• _Set exercise_
Print every entry exactly as written.

>>>>

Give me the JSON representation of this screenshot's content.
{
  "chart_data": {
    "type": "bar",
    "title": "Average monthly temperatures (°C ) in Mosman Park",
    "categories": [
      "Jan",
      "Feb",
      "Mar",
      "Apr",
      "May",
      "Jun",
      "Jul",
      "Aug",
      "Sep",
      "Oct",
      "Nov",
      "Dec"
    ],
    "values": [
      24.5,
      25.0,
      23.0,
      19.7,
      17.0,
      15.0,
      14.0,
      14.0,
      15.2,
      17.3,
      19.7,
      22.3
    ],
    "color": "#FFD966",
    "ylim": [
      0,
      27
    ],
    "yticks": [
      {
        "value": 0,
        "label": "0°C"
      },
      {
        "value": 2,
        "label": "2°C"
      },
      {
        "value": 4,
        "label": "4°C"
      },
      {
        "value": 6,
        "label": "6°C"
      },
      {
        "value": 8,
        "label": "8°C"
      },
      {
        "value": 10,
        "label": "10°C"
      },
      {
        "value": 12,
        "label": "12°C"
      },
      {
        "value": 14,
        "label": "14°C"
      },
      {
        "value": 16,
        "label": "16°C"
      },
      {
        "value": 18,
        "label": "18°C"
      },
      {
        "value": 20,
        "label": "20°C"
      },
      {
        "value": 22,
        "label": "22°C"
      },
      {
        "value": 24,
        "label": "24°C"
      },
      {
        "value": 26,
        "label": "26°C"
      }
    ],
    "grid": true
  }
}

<<<<

• _Response for this exercise_
Give me the JSON representation of this screenshot's content.
{
  "chart_data": {
    "type": "bar",
    "title": "Average monthly temperatures (°C ) in Mosman Park",
    "categories": [
      "Jan",
      "Feb",
      "Mar",
      "Apr",
      "May",
      "Jun",
      "Jul",
      "Aug",
      "Sep",
      "Oct",
      "Nov",
      "Dec"
    ],
    "values": [
      24.5,
      25.0,
      23.0,
      19.7,
      17.0,
      15.0,
      14.0,
      14.0,
      15.2,
      17.3,
      19.7,
      22.3
    ],
    "color": "#FFD966",
    "ylim": [
      0,
      27
    ],
    "yticks": [
      {
        "value": 0,
        "label": "0°C"
      },
      {
        "value": 2,
        "label": "2°C"
      },
      {
        "value": 4,
        "label": "4°C"
      },
      {
        "value": 6,
        "label": "6°C"
      },
      {
        "value": 8,
        "label": "8°C"
      },
      {
        "value": 10,
        "label": "10°C"
      },
      {
        "value": 12,
        "label": "12°C"
      },
      {
        "value": 14,
        "label": "14°C"
      },
      {
        "value": 16,
        "label": "16°C"
      },
      {
        "value": 18,
        "label": "18°C"
      },
      {
        "value": 20,
        "label": "20°C"
      },
      {
        "value": 22,
        "label": "22°C"
      },
      {
        "value": 24,
        "label": "24°C"
      },
      {
        "value": 26,
        "label": "26°C"
      }
    ],
    "grid": true
  }
}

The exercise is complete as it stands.